* _Exercise task_: Search the listing for "Incentive" and copy every line where it appears.

-- Start of Data provided --

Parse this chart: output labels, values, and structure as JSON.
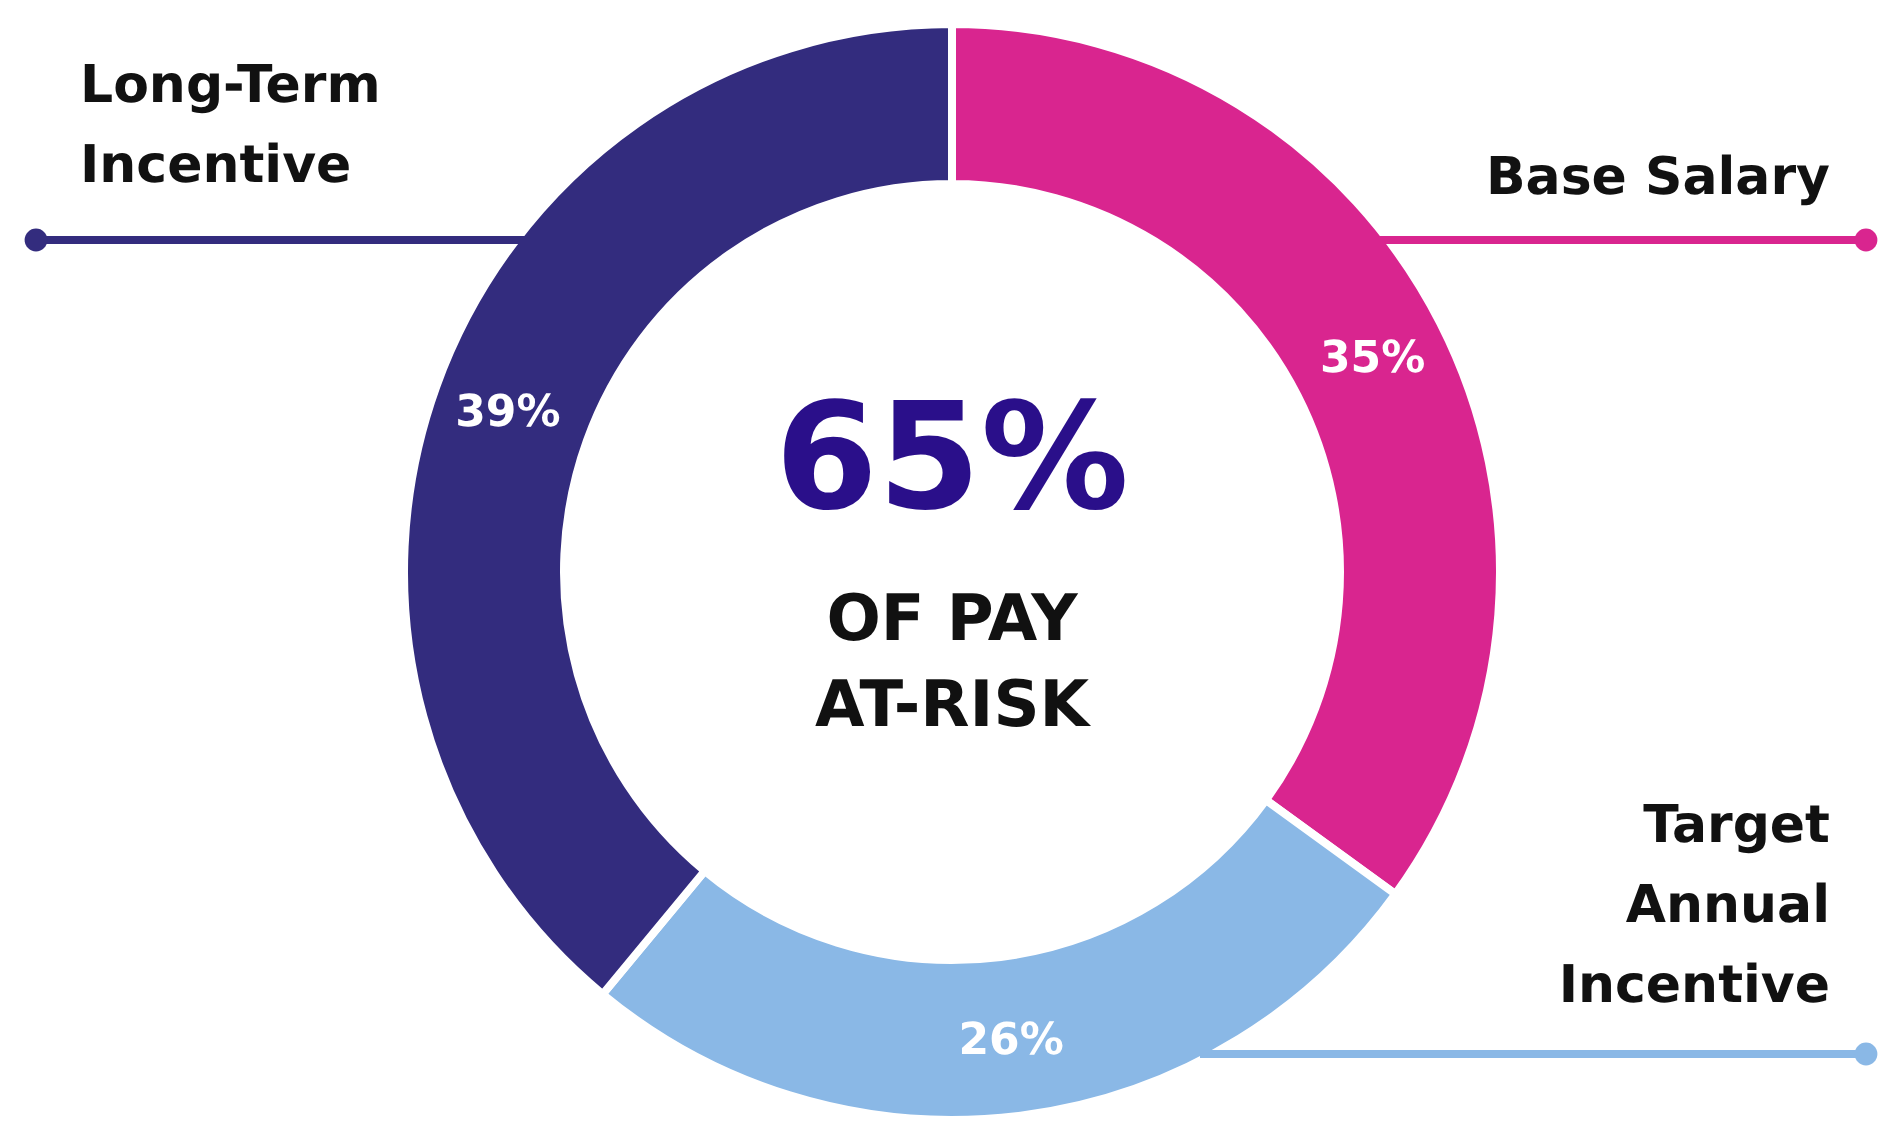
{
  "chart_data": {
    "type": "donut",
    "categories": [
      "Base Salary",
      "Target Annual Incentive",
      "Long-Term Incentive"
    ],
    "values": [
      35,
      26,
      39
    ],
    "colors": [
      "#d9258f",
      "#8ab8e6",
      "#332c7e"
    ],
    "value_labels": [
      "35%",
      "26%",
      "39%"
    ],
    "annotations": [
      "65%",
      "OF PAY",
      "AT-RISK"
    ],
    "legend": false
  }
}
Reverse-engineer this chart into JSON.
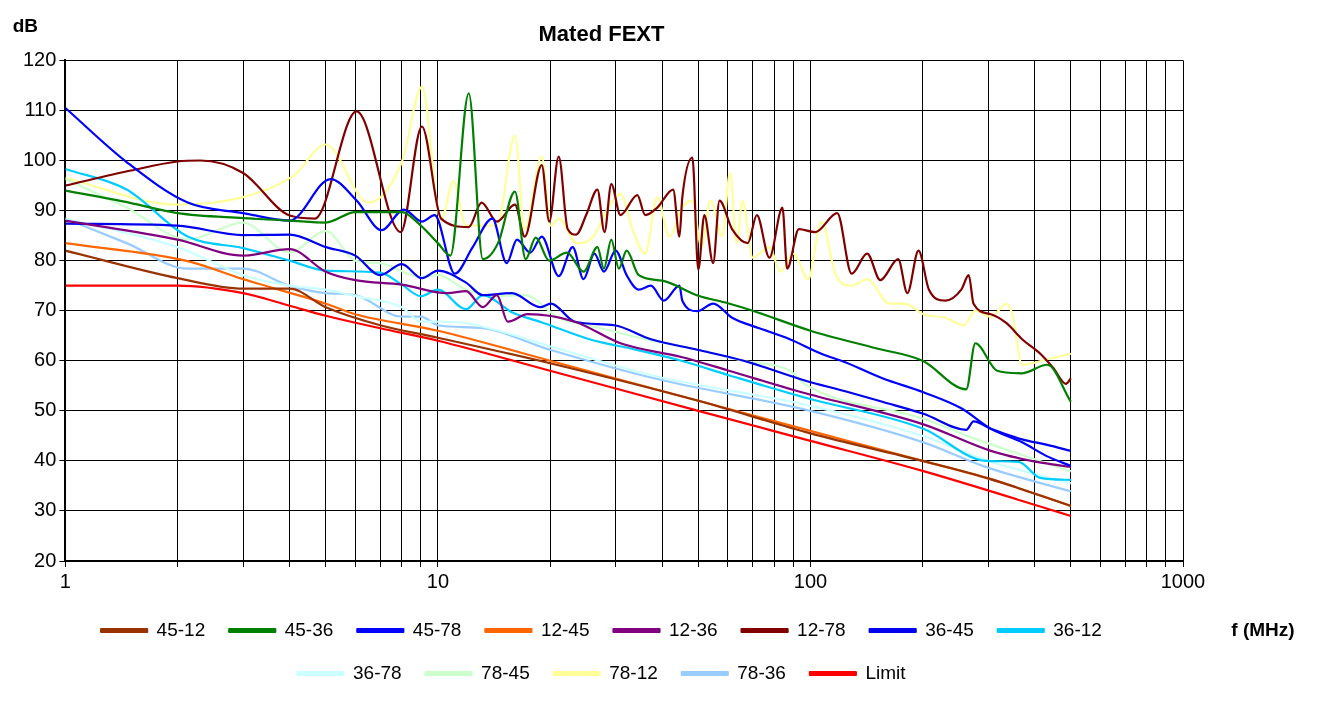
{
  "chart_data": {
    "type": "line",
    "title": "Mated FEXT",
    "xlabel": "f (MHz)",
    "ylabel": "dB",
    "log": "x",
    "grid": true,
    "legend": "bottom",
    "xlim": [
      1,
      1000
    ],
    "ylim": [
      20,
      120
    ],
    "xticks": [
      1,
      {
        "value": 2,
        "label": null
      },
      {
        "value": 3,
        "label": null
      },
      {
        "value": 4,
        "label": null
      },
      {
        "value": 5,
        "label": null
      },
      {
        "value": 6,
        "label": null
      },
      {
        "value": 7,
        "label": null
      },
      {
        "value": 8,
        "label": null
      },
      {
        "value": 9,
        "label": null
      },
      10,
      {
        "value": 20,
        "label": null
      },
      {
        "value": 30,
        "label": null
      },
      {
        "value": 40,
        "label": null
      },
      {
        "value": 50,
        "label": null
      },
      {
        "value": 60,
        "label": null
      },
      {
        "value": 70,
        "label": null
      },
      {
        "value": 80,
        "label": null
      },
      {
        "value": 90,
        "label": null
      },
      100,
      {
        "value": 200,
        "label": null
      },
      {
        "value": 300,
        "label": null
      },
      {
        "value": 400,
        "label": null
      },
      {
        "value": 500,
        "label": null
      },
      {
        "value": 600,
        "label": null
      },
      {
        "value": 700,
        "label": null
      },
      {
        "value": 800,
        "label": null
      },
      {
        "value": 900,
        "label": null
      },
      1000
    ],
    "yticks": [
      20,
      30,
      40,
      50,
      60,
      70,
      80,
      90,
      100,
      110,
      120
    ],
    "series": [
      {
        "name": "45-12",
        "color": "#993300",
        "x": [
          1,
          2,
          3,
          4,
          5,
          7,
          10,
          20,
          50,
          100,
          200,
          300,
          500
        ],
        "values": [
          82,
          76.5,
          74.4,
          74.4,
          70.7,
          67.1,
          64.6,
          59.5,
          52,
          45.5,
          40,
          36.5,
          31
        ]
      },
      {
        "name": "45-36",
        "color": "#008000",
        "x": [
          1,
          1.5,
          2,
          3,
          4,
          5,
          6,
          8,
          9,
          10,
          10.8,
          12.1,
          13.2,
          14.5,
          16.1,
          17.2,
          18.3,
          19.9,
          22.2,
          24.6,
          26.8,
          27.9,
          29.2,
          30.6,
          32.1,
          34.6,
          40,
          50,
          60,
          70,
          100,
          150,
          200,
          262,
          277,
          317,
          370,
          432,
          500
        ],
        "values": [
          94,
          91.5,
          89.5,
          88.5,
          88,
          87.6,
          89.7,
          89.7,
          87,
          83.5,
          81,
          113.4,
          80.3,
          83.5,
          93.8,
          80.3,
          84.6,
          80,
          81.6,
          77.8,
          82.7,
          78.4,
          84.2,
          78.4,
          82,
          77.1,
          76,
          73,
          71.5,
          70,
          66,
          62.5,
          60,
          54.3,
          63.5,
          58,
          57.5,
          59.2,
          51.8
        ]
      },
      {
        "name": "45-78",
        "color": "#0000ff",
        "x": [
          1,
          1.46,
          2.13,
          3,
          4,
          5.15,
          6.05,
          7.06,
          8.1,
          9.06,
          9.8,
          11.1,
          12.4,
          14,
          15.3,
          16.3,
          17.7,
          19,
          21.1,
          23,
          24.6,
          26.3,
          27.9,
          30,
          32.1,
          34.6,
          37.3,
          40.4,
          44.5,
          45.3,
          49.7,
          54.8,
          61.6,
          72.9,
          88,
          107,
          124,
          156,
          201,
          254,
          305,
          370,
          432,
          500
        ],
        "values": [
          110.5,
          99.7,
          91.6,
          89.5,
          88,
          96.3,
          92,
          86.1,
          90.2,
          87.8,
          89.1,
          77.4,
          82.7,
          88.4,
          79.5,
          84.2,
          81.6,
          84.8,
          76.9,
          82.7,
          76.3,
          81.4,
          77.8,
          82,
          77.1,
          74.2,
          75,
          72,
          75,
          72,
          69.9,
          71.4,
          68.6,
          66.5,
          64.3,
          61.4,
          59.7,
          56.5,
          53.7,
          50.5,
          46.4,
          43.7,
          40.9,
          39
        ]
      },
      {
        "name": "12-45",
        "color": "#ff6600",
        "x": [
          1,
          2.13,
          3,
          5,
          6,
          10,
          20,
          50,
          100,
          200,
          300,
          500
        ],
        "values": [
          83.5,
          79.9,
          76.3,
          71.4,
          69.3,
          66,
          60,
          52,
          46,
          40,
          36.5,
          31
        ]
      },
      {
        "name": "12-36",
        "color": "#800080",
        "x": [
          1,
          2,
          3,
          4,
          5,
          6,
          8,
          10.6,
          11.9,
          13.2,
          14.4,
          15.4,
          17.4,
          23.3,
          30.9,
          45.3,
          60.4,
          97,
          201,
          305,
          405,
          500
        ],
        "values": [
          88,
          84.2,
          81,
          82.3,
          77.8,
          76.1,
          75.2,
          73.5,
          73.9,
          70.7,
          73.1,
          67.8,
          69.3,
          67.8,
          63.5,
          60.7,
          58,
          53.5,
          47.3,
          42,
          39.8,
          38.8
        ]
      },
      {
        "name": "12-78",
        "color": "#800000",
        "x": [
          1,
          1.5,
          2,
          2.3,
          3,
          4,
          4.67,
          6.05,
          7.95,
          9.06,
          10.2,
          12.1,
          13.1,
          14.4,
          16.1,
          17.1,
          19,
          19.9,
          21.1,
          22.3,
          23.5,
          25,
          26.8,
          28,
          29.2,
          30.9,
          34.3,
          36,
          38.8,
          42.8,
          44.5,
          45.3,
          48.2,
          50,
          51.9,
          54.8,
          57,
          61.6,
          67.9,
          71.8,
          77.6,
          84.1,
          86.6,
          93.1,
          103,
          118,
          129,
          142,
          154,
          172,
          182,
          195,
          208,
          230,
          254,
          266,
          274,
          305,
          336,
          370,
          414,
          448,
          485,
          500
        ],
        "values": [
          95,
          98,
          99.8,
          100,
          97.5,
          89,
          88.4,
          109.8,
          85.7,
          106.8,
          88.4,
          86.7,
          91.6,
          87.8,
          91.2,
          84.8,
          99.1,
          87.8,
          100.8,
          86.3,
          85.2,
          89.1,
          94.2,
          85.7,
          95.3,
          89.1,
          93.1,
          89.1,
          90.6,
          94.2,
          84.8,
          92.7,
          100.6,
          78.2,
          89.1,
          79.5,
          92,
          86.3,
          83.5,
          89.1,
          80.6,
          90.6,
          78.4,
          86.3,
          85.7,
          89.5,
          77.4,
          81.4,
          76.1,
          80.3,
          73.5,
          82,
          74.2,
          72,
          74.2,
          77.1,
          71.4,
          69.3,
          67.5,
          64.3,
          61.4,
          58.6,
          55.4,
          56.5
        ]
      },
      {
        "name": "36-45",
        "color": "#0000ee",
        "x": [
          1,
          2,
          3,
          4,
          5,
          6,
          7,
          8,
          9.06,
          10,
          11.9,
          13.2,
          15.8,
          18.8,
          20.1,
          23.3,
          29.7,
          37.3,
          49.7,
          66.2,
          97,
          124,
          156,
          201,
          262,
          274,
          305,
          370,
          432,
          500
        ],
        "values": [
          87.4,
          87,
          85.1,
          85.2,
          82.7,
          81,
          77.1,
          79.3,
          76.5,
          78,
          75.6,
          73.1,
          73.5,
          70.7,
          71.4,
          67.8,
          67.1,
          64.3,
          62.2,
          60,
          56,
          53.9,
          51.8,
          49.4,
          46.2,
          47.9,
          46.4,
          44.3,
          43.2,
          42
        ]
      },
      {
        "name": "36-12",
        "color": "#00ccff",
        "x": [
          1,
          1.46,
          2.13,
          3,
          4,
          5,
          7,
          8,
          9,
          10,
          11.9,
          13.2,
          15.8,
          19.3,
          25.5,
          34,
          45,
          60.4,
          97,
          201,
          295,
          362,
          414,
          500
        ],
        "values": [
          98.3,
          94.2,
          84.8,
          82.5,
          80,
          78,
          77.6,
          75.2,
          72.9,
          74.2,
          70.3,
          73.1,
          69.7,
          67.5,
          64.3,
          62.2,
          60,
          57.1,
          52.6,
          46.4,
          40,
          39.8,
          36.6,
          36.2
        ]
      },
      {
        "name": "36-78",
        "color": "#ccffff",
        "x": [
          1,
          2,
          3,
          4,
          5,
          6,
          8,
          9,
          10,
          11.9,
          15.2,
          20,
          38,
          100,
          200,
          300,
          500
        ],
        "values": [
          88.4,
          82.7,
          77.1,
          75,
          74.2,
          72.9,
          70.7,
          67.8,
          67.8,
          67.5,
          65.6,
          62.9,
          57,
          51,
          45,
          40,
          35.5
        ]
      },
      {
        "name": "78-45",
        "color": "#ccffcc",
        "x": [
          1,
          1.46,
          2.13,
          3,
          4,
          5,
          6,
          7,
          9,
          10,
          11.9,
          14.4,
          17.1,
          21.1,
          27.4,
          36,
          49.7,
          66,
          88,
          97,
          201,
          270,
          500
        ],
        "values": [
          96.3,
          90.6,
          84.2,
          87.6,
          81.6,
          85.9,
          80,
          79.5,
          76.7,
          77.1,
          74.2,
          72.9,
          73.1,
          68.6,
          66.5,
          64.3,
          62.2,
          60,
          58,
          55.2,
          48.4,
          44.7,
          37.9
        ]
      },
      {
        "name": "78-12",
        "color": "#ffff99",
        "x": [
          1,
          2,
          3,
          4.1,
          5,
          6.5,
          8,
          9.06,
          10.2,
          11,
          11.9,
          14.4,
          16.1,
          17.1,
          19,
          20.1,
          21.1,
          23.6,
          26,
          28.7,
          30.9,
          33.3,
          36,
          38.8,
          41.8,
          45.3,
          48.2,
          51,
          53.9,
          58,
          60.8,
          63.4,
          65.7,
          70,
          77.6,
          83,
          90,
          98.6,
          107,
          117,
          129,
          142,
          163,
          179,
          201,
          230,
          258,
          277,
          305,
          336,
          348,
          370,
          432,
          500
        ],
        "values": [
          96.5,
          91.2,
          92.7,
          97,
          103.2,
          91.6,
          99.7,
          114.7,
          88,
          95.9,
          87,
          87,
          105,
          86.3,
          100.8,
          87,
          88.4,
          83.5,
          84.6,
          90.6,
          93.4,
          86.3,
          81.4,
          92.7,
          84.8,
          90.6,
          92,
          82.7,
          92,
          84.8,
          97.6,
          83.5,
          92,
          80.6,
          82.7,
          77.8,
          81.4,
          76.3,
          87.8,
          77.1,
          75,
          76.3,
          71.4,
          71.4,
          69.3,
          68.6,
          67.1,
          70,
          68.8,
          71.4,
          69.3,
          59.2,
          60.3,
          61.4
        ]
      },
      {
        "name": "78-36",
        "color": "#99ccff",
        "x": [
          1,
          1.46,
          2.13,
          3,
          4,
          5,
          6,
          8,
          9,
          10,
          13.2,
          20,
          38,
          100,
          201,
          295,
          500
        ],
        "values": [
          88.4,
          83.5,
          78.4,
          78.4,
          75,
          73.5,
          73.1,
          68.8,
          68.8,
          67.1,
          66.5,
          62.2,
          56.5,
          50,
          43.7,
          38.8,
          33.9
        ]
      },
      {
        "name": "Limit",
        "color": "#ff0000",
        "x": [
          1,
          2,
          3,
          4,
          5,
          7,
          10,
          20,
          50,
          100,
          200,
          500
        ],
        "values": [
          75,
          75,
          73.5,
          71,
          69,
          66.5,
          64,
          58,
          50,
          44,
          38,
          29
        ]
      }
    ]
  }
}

-- End of Data provided --

* _Result of the exercise_:
      "Target Annual Incentive",
      "Long-Term Incentive"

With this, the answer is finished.